Goal of the exercise:
Pick out the lines below with "this" and list them.

[Collected data entries]

....................

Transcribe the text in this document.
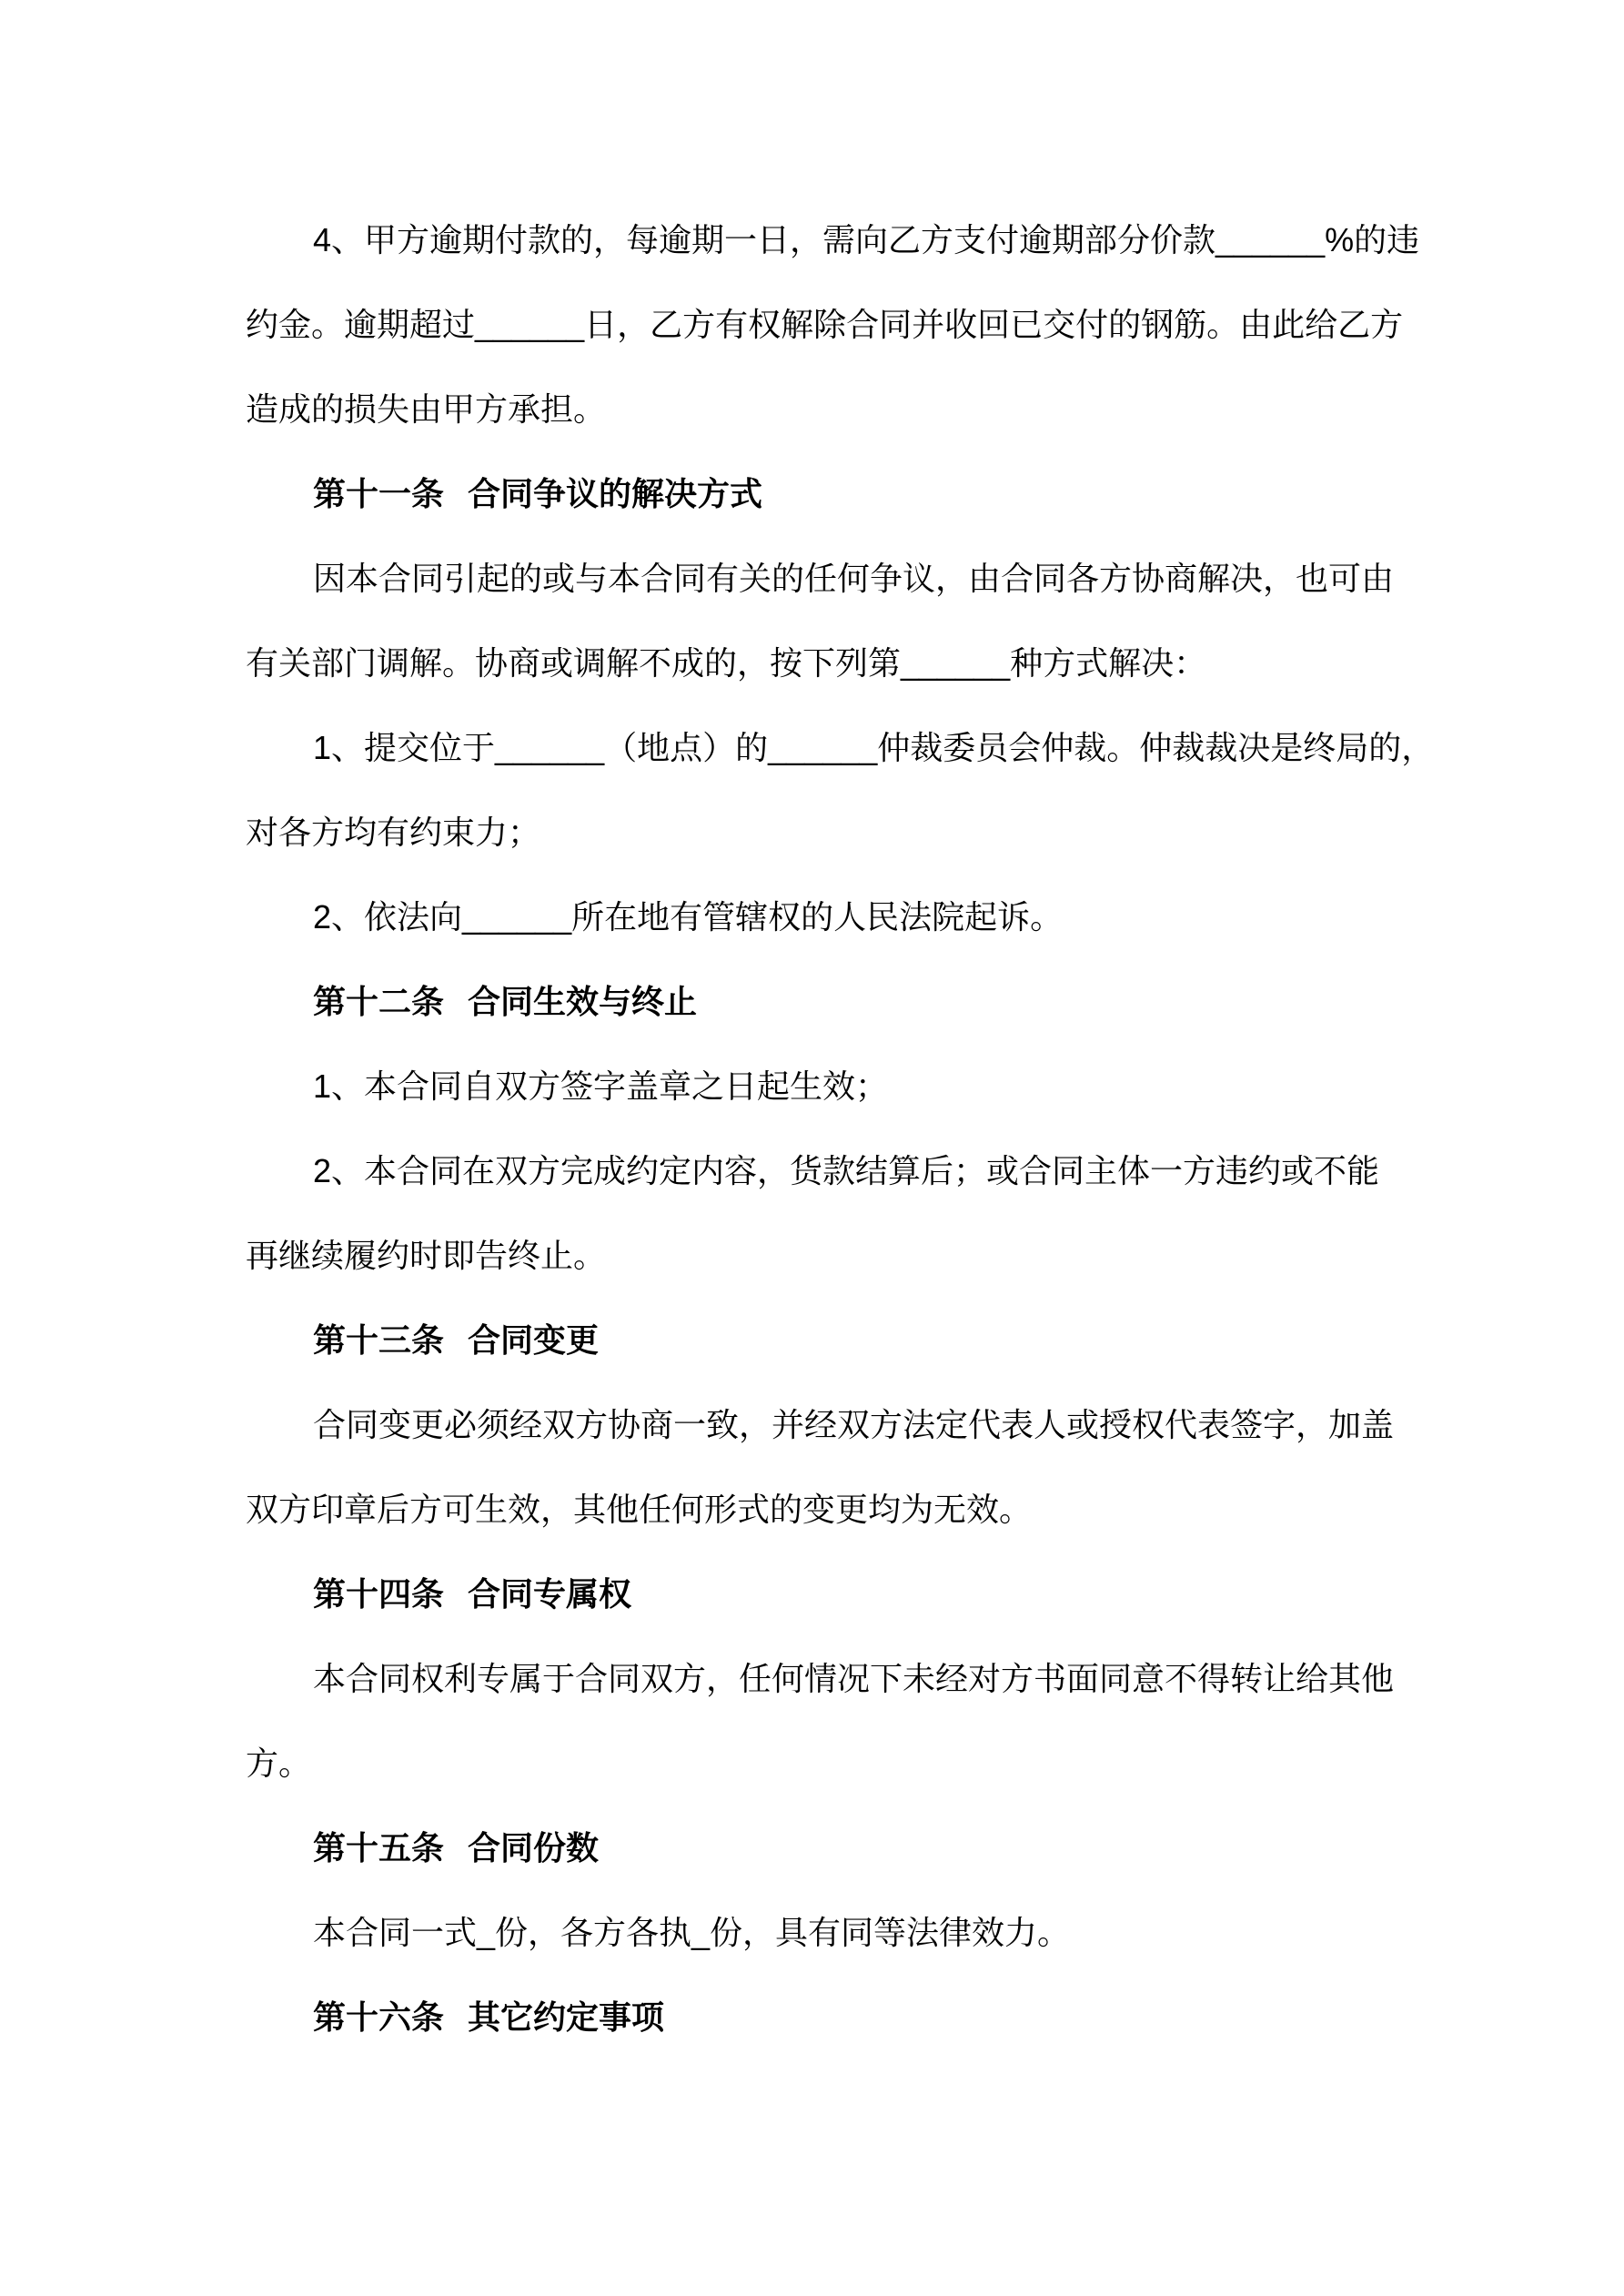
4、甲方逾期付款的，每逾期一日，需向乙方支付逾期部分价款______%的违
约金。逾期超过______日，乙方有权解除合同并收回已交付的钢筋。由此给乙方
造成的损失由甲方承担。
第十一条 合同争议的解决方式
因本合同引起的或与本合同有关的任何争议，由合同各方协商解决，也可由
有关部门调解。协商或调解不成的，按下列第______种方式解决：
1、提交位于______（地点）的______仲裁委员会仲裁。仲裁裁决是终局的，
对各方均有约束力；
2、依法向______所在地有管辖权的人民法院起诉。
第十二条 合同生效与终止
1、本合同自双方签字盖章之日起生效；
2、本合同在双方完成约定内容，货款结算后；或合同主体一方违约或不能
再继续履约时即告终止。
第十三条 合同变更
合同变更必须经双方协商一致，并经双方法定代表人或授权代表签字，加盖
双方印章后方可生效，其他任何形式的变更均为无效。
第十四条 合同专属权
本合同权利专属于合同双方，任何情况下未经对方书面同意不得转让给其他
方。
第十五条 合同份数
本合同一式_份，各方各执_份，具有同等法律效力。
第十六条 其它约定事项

....................

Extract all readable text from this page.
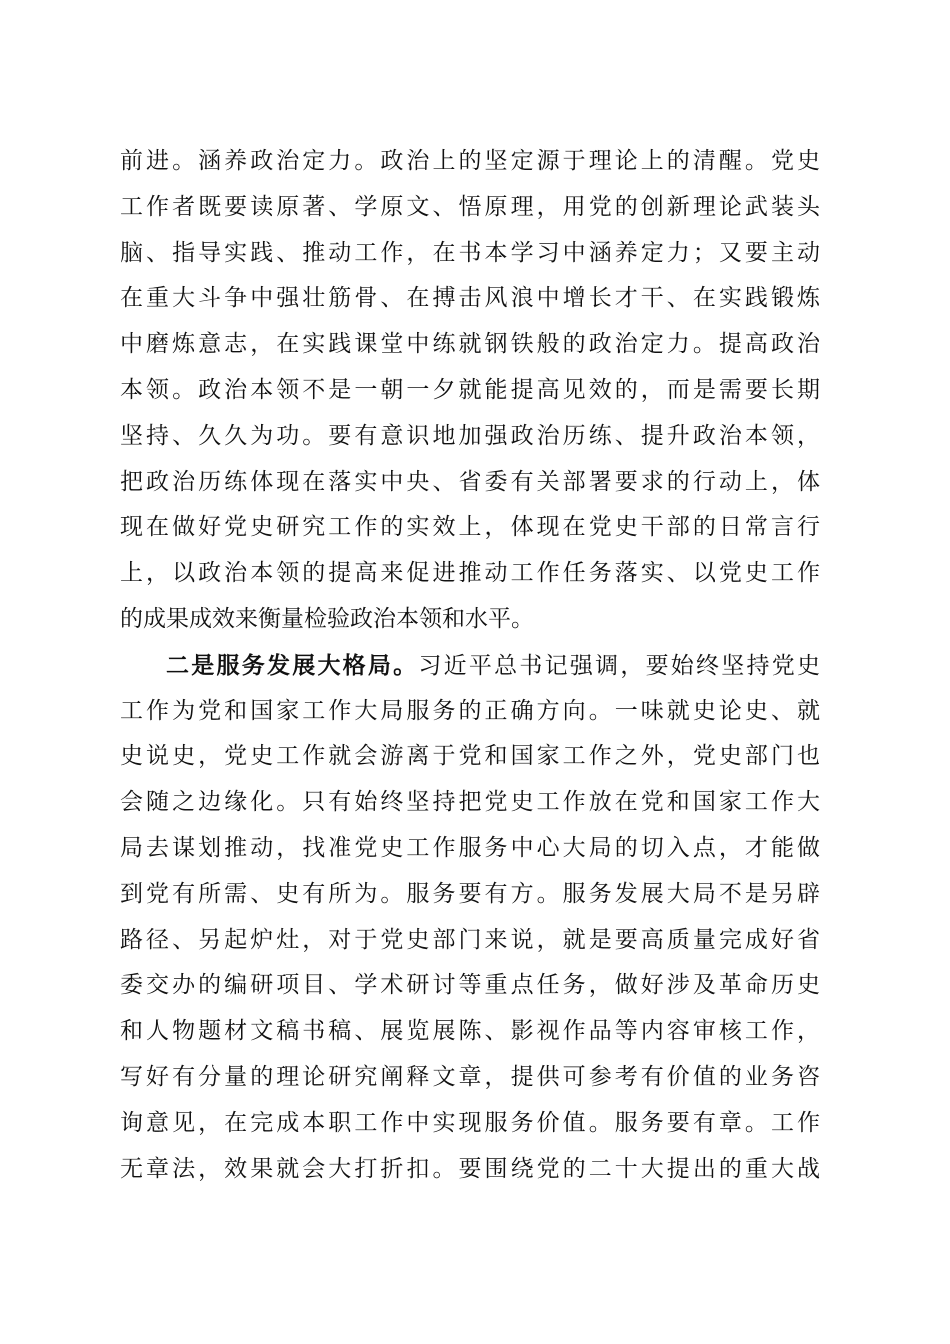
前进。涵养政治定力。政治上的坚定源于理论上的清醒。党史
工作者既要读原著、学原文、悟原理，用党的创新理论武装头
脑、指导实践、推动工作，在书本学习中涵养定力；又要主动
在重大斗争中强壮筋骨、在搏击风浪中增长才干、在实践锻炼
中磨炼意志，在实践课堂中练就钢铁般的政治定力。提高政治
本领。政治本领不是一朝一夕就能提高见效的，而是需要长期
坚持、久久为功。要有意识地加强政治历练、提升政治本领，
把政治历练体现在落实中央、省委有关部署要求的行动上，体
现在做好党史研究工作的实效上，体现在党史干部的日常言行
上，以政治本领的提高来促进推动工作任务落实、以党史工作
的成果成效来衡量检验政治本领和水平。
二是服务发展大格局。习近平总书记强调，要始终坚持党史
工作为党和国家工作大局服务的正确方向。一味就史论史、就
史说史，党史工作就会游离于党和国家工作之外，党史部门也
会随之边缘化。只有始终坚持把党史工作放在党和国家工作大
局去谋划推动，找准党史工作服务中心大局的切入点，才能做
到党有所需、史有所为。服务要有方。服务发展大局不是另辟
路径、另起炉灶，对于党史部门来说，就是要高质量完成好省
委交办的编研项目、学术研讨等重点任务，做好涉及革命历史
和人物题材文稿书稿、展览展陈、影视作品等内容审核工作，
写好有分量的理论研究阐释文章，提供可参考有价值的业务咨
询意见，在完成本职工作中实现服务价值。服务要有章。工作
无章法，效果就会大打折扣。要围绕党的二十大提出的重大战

....................

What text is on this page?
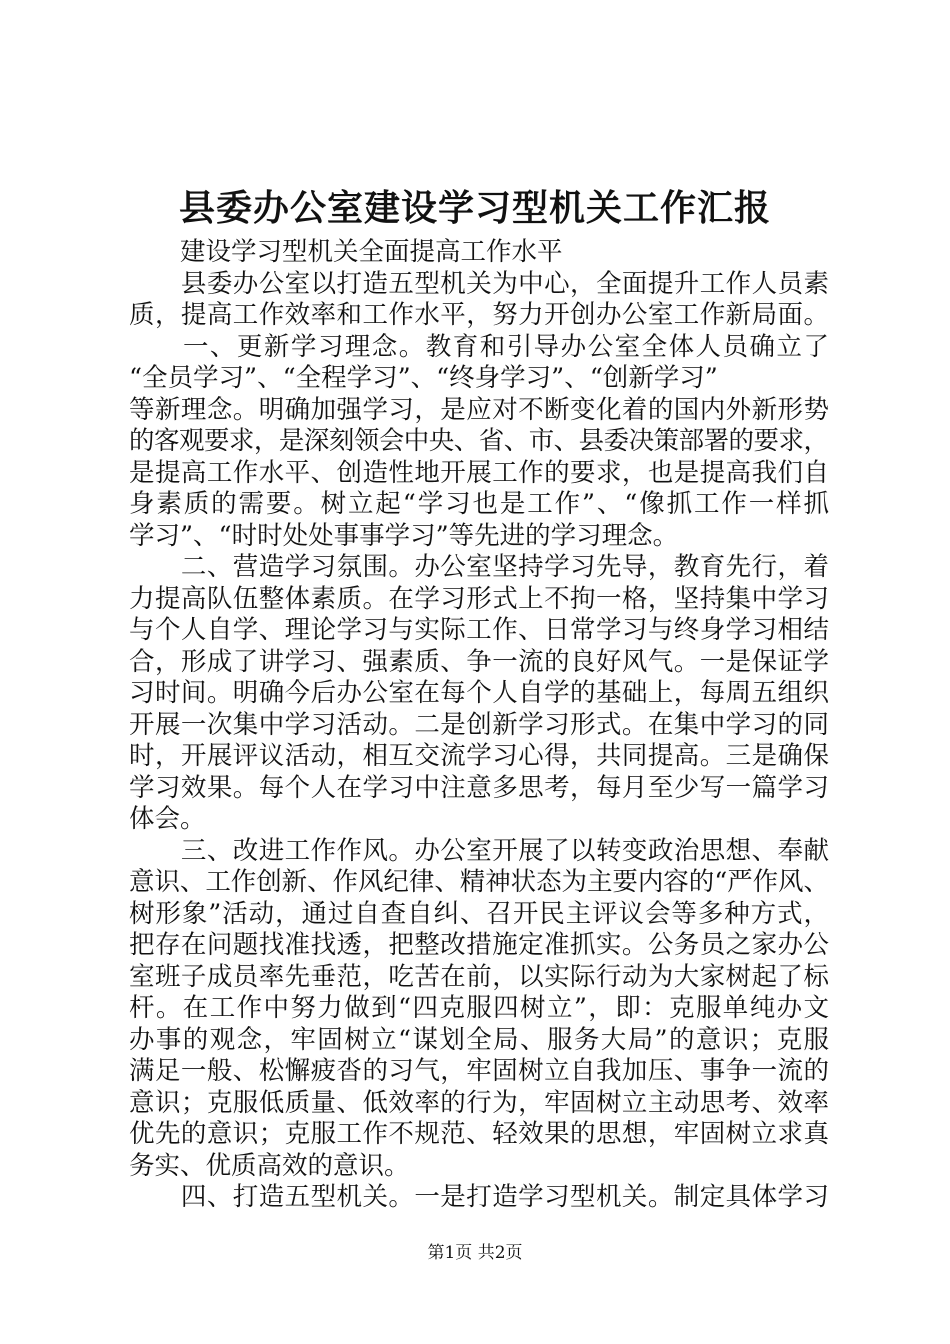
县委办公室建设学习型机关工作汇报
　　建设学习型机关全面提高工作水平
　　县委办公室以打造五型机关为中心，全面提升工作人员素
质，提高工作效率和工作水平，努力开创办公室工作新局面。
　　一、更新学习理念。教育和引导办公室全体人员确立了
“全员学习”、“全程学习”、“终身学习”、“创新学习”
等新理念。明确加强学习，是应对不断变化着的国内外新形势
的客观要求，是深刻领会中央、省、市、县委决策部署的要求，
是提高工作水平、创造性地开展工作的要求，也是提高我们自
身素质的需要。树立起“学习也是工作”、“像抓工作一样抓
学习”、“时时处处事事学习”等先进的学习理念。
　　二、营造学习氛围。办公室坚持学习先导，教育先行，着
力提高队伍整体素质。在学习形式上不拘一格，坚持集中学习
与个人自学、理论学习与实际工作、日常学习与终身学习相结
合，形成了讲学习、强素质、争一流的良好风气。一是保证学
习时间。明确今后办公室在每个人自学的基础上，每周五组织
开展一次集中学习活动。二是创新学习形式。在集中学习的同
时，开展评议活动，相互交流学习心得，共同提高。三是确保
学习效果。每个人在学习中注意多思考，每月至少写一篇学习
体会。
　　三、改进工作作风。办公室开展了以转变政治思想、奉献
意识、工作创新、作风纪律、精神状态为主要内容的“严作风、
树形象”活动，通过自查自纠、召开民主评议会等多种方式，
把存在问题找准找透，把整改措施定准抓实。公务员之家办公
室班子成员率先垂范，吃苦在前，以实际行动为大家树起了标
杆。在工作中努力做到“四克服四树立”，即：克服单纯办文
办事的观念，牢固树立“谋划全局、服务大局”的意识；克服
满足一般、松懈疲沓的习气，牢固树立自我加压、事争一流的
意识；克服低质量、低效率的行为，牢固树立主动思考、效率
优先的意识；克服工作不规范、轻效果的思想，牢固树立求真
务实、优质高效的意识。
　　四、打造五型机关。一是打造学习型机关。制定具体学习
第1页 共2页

....................

Answer to the problem:
Transcribe the text in this document.
Extract all readable text from this page.
What text is on this page?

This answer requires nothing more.